• GIVEN DATA:
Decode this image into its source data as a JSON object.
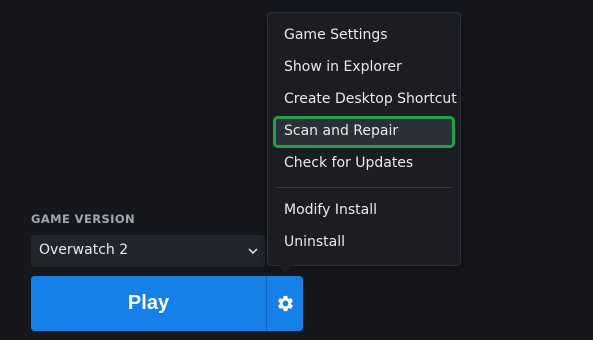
{
  "game_version": {
    "label": "GAME VERSION",
    "selected": "Overwatch 2",
    "dropdown_icon": "chevron-down-icon"
  },
  "play": {
    "label": "Play",
    "settings_icon": "gear-icon"
  },
  "context_menu": {
    "items": [
      {
        "label": "Game Settings"
      },
      {
        "label": "Show in Explorer"
      },
      {
        "label": "Create Desktop Shortcut"
      },
      {
        "label": "Scan and Repair",
        "highlighted": true
      },
      {
        "label": "Check for Updates"
      },
      {
        "label": "Modify Install"
      },
      {
        "label": "Uninstall"
      }
    ]
  },
  "colors": {
    "background": "#16171d",
    "accent_blue": "#1580e8",
    "highlight_outline": "#1fa34a",
    "menu_background": "#1b1d23"
  }
}
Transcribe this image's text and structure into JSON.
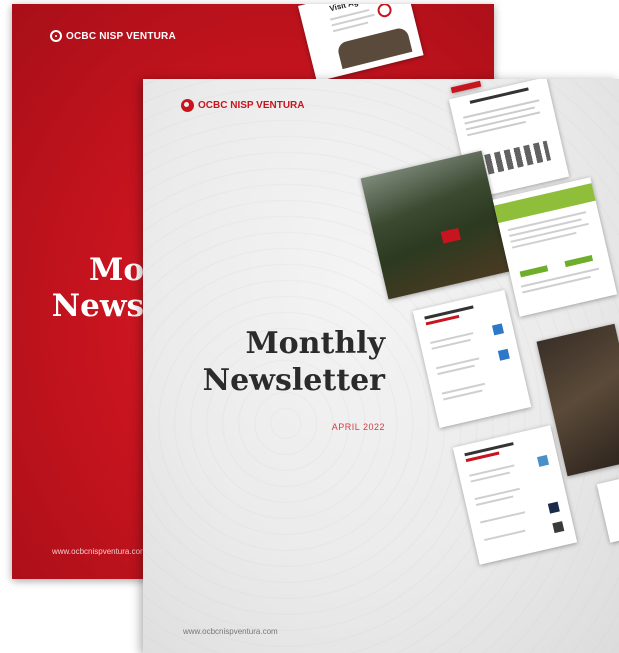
{
  "back_cover": {
    "brand": "OCBC NISP VENTURA",
    "title_line1": "Mo",
    "title_line2": "News",
    "url": "www.ocbcnispventura.com",
    "inset_page_title": "Visit Agenda",
    "background_color": "#c8141f"
  },
  "front_cover": {
    "brand": "OCBC NISP VENTURA",
    "title_line1": "Monthly",
    "title_line2": "Newsletter",
    "date": "APRIL 2022",
    "url": "www.ocbcnispventura.com",
    "background_color": "#ececec",
    "accent_color": "#c8141f"
  }
}
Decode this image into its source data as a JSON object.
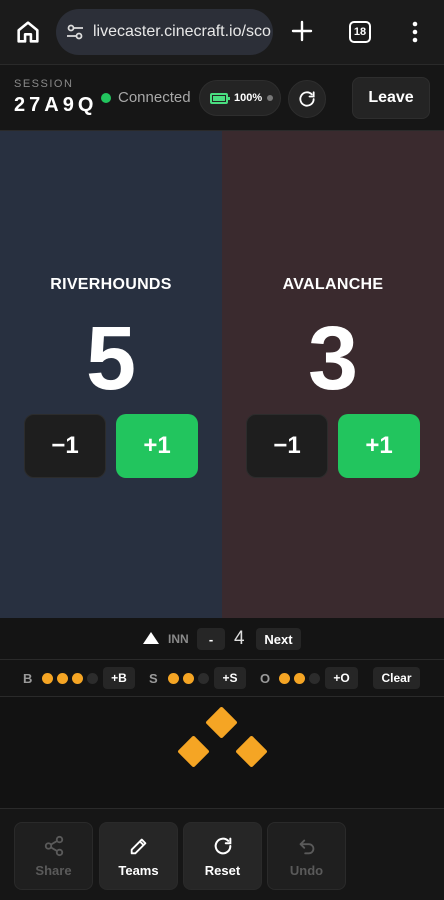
{
  "browser": {
    "url": "livecaster.cinecraft.io/sco",
    "tab_count": "18"
  },
  "session": {
    "label": "SESSION",
    "code": "27A9Q",
    "status": "Connected",
    "battery": "100%",
    "leave_label": "Leave"
  },
  "teams": [
    {
      "name": "RIVERHOUNDS",
      "score": "5",
      "minus_label": "−1",
      "plus_label": "+1"
    },
    {
      "name": "AVALANCHE",
      "score": "3",
      "minus_label": "−1",
      "plus_label": "+1"
    }
  ],
  "inning": {
    "label": "INN",
    "minus_label": "-",
    "value": "4",
    "next_label": "Next",
    "half": "top"
  },
  "count": {
    "balls": {
      "label": "B",
      "value": 3,
      "max": 4,
      "button": "+B"
    },
    "strikes": {
      "label": "S",
      "value": 2,
      "max": 3,
      "button": "+S"
    },
    "outs": {
      "label": "O",
      "value": 2,
      "max": 3,
      "button": "+O"
    },
    "clear_label": "Clear"
  },
  "bases": {
    "first": true,
    "second": true,
    "third": true
  },
  "colors": {
    "accent_green": "#22c55e",
    "count_orange": "#f5a524",
    "home_panel": "#283040",
    "away_panel": "#3a2a2e"
  },
  "toolbar": {
    "share": {
      "label": "Share",
      "icon": "share-icon",
      "enabled": false
    },
    "teams": {
      "label": "Teams",
      "icon": "pencil-icon",
      "enabled": true
    },
    "reset": {
      "label": "Reset",
      "icon": "reset-icon",
      "enabled": true
    },
    "undo": {
      "label": "Undo",
      "icon": "undo-icon",
      "enabled": false
    }
  }
}
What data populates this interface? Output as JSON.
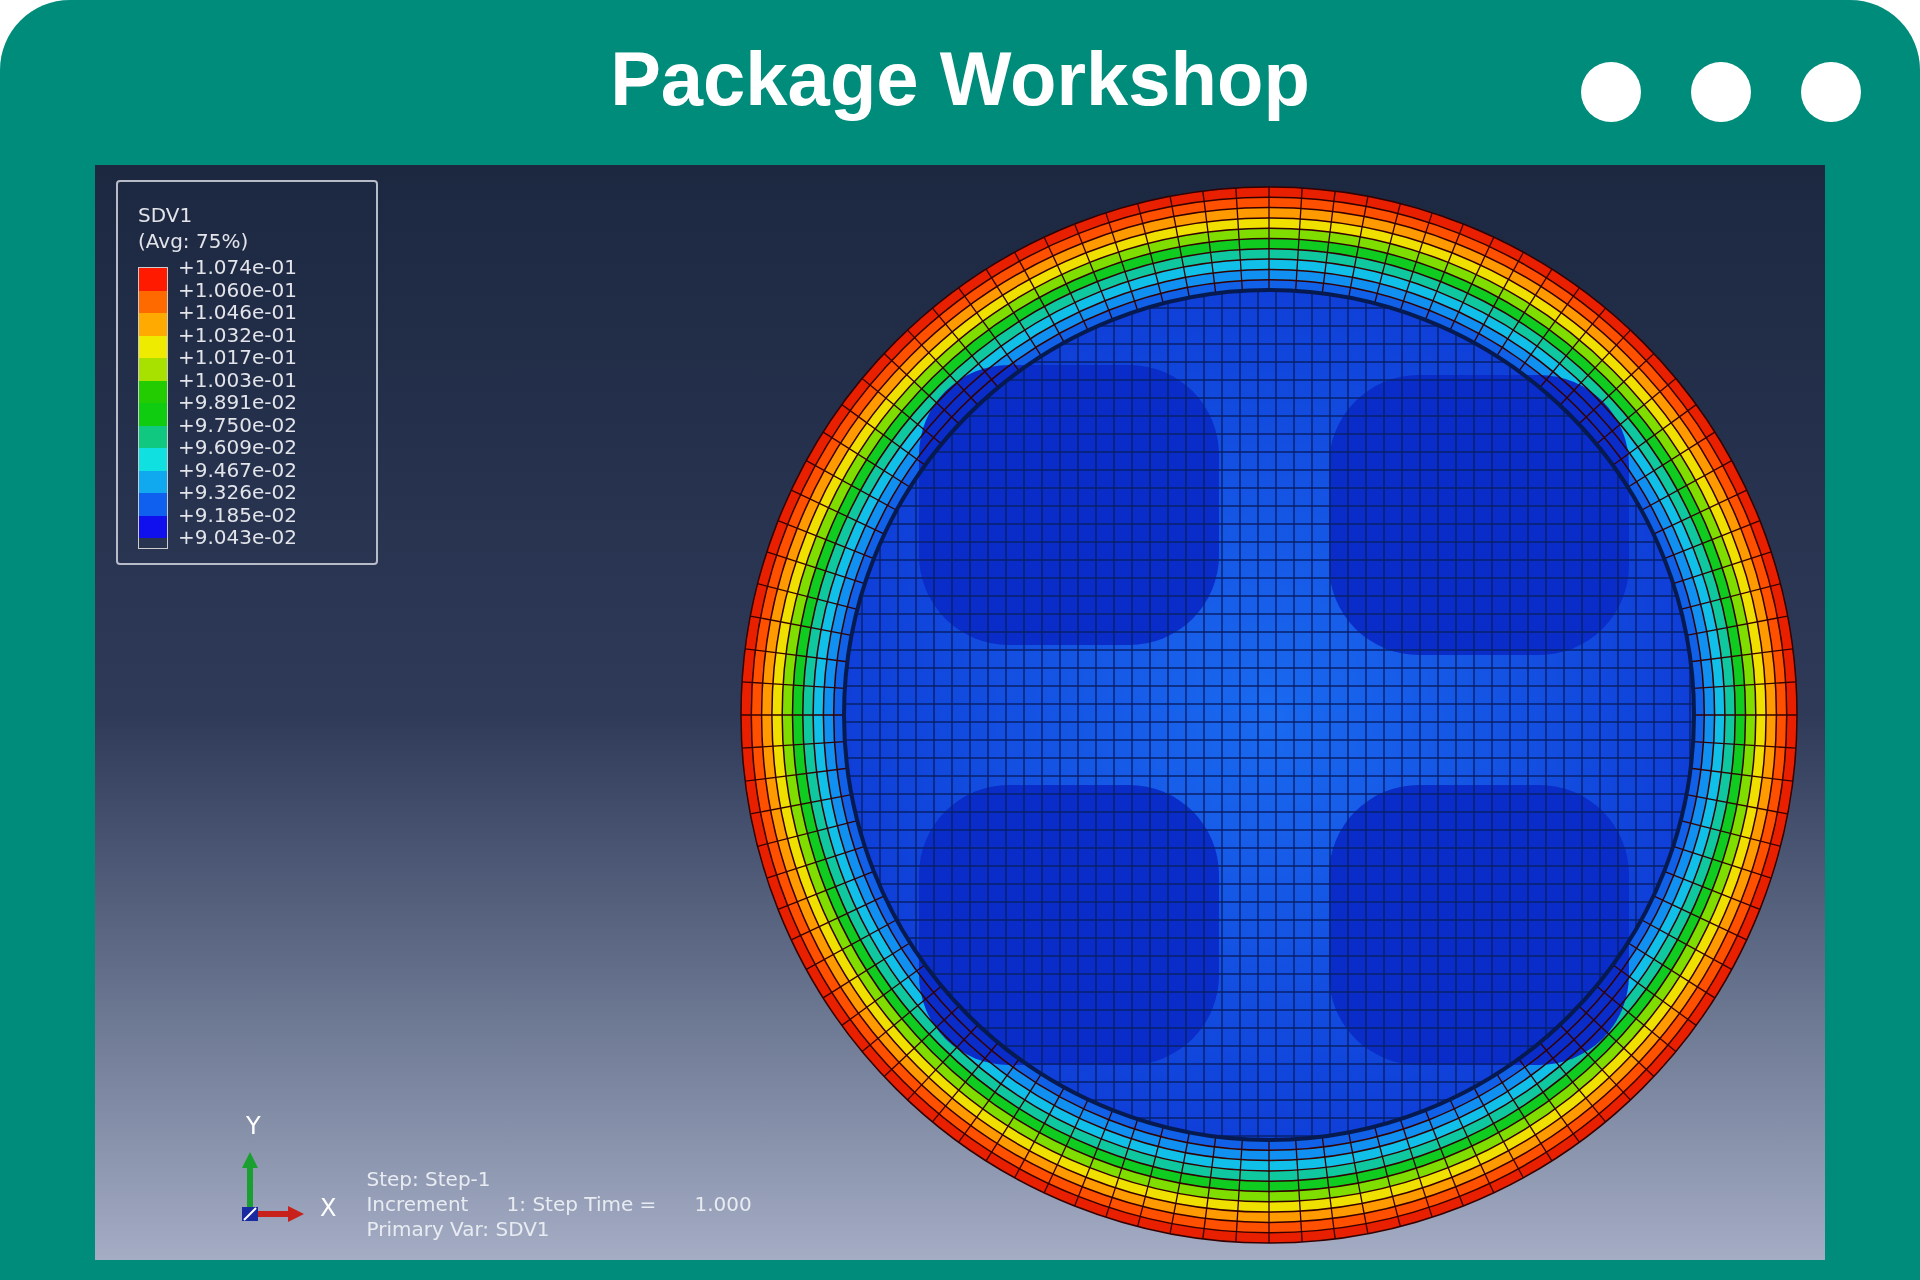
{
  "window": {
    "title": "Package Workshop"
  },
  "legend": {
    "title": "SDV1",
    "subtitle": "(Avg: 75%)",
    "bands": [
      {
        "color": "#ff1a00"
      },
      {
        "color": "#ff6a00"
      },
      {
        "color": "#ffaa00"
      },
      {
        "color": "#eeea00"
      },
      {
        "color": "#a8e000"
      },
      {
        "color": "#22cc00"
      },
      {
        "color": "#10cc10"
      },
      {
        "color": "#10c880"
      },
      {
        "color": "#10e0e0"
      },
      {
        "color": "#10a8ee"
      },
      {
        "color": "#1060f0"
      },
      {
        "color": "#1010ee"
      }
    ],
    "labels": [
      "+1.074e-01",
      "+1.060e-01",
      "+1.046e-01",
      "+1.032e-01",
      "+1.017e-01",
      "+1.003e-01",
      "+9.891e-02",
      "+9.750e-02",
      "+9.609e-02",
      "+9.467e-02",
      "+9.326e-02",
      "+9.185e-02",
      "+9.043e-02"
    ]
  },
  "triad": {
    "y_label": "Y",
    "x_label": "X"
  },
  "info": [
    "Step: Step-1",
    "Increment      1: Step Time =      1.000",
    "Primary Var: SDV1"
  ]
}
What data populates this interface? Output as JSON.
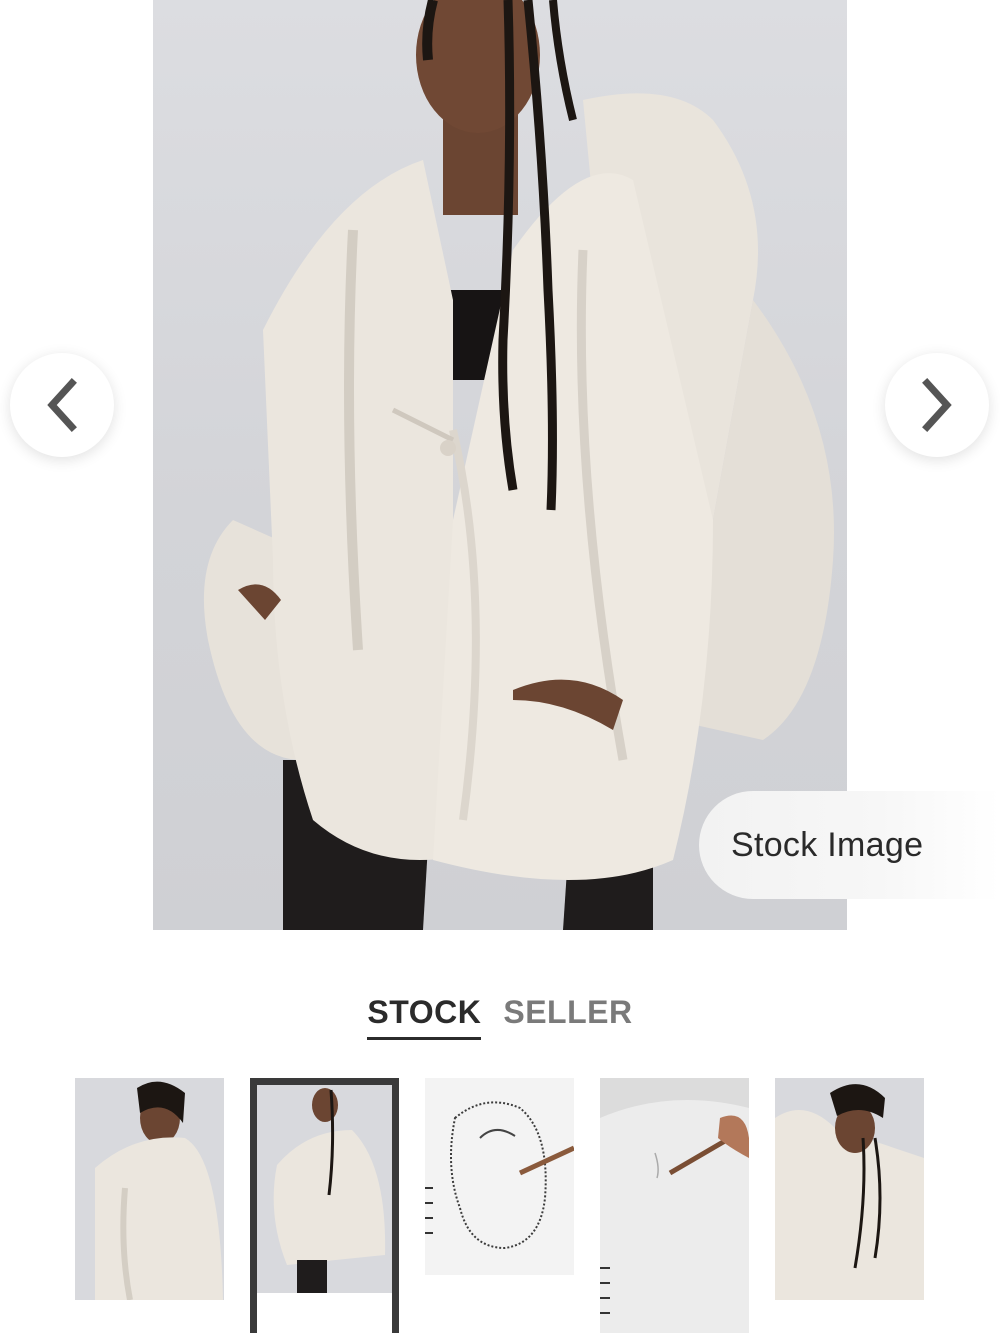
{
  "gallery": {
    "badge_text": "Stock Image",
    "prev_icon": "chevron-left-icon",
    "next_icon": "chevron-right-icon"
  },
  "source_tabs": {
    "stock_label": "STOCK",
    "seller_label": "SELLER",
    "active": "STOCK"
  },
  "thumbnails": [
    {
      "id": "thumb-1",
      "selected": false
    },
    {
      "id": "thumb-2",
      "selected": true
    },
    {
      "id": "thumb-3",
      "selected": false
    },
    {
      "id": "thumb-4",
      "selected": false
    },
    {
      "id": "thumb-5",
      "selected": false
    }
  ],
  "colors": {
    "fleece": "#e9e4dc",
    "backdrop": "#d6d7db",
    "skin": "#6b4532",
    "hair": "#1c1612",
    "text_dark": "#2b2b2b",
    "text_muted": "#7a7a7a"
  }
}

• REQUIREMENT: Would you set down the listing exactly, omitting pictures?

• REPLY:
Decode this image into its source data as a JSON object.
{
  "game_version": {
    "label": "GAME VERSION",
    "selected": "Overwatch 2",
    "dropdown_icon": "chevron-down-icon"
  },
  "play": {
    "label": "Play",
    "settings_icon": "gear-icon"
  },
  "context_menu": {
    "items": [
      {
        "label": "Game Settings"
      },
      {
        "label": "Show in Explorer"
      },
      {
        "label": "Create Desktop Shortcut"
      },
      {
        "label": "Scan and Repair",
        "highlighted": true
      },
      {
        "label": "Check for Updates"
      },
      {
        "label": "Modify Install"
      },
      {
        "label": "Uninstall"
      }
    ]
  },
  "colors": {
    "background": "#16171d",
    "accent_blue": "#1580e8",
    "highlight_outline": "#1fa34a",
    "menu_background": "#1b1d23"
  }
}
Transcribe this image's text and structure into JSON.
{
  "back_cover": {
    "brand": "OCBC NISP VENTURA",
    "title_line1": "Mo",
    "title_line2": "News",
    "url": "www.ocbcnispventura.com",
    "inset_page_title": "Visit Agenda",
    "background_color": "#c8141f"
  },
  "front_cover": {
    "brand": "OCBC NISP VENTURA",
    "title_line1": "Monthly",
    "title_line2": "Newsletter",
    "date": "APRIL 2022",
    "url": "www.ocbcnispventura.com",
    "background_color": "#ececec",
    "accent_color": "#c8141f"
  }
}
Decode this image into its source data as a JSON object.
{
  "browser": {
    "url": "livecaster.cinecraft.io/sco",
    "tab_count": "18"
  },
  "session": {
    "label": "SESSION",
    "code": "27A9Q",
    "status": "Connected",
    "battery": "100%",
    "leave_label": "Leave"
  },
  "teams": [
    {
      "name": "RIVERHOUNDS",
      "score": "5",
      "minus_label": "−1",
      "plus_label": "+1"
    },
    {
      "name": "AVALANCHE",
      "score": "3",
      "minus_label": "−1",
      "plus_label": "+1"
    }
  ],
  "inning": {
    "label": "INN",
    "minus_label": "-",
    "value": "4",
    "next_label": "Next",
    "half": "top"
  },
  "count": {
    "balls": {
      "label": "B",
      "value": 3,
      "max": 4,
      "button": "+B"
    },
    "strikes": {
      "label": "S",
      "value": 2,
      "max": 3,
      "button": "+S"
    },
    "outs": {
      "label": "O",
      "value": 2,
      "max": 3,
      "button": "+O"
    },
    "clear_label": "Clear"
  },
  "bases": {
    "first": true,
    "second": true,
    "third": true
  },
  "colors": {
    "accent_green": "#22c55e",
    "count_orange": "#f5a524",
    "home_panel": "#283040",
    "away_panel": "#3a2a2e"
  },
  "toolbar": {
    "share": {
      "label": "Share",
      "icon": "share-icon",
      "enabled": false
    },
    "teams": {
      "label": "Teams",
      "icon": "pencil-icon",
      "enabled": true
    },
    "reset": {
      "label": "Reset",
      "icon": "reset-icon",
      "enabled": true
    },
    "undo": {
      "label": "Undo",
      "icon": "undo-icon",
      "enabled": false
    }
  }
}
What data populates this interface? Output as JSON.
{
  "window": {
    "title": "Package Workshop"
  },
  "legend": {
    "title": "SDV1",
    "subtitle": "(Avg: 75%)",
    "bands": [
      {
        "color": "#ff1a00"
      },
      {
        "color": "#ff6a00"
      },
      {
        "color": "#ffaa00"
      },
      {
        "color": "#eeea00"
      },
      {
        "color": "#a8e000"
      },
      {
        "color": "#22cc00"
      },
      {
        "color": "#10cc10"
      },
      {
        "color": "#10c880"
      },
      {
        "color": "#10e0e0"
      },
      {
        "color": "#10a8ee"
      },
      {
        "color": "#1060f0"
      },
      {
        "color": "#1010ee"
      }
    ],
    "labels": [
      "+1.074e-01",
      "+1.060e-01",
      "+1.046e-01",
      "+1.032e-01",
      "+1.017e-01",
      "+1.003e-01",
      "+9.891e-02",
      "+9.750e-02",
      "+9.609e-02",
      "+9.467e-02",
      "+9.326e-02",
      "+9.185e-02",
      "+9.043e-02"
    ]
  },
  "triad": {
    "y_label": "Y",
    "x_label": "X"
  },
  "info": [
    "Step: Step-1",
    "Increment      1: Step Time =      1.000",
    "Primary Var: SDV1"
  ]
}
What data populates this interface? Output as JSON.
{
  "gallery": {
    "badge_text": "Stock Image",
    "prev_icon": "chevron-left-icon",
    "next_icon": "chevron-right-icon"
  },
  "source_tabs": {
    "stock_label": "STOCK",
    "seller_label": "SELLER",
    "active": "STOCK"
  },
  "thumbnails": [
    {
      "id": "thumb-1",
      "selected": false
    },
    {
      "id": "thumb-2",
      "selected": true
    },
    {
      "id": "thumb-3",
      "selected": false
    },
    {
      "id": "thumb-4",
      "selected": false
    },
    {
      "id": "thumb-5",
      "selected": false
    }
  ],
  "colors": {
    "fleece": "#e9e4dc",
    "backdrop": "#d6d7db",
    "skin": "#6b4532",
    "hair": "#1c1612",
    "text_dark": "#2b2b2b",
    "text_muted": "#7a7a7a"
  }
}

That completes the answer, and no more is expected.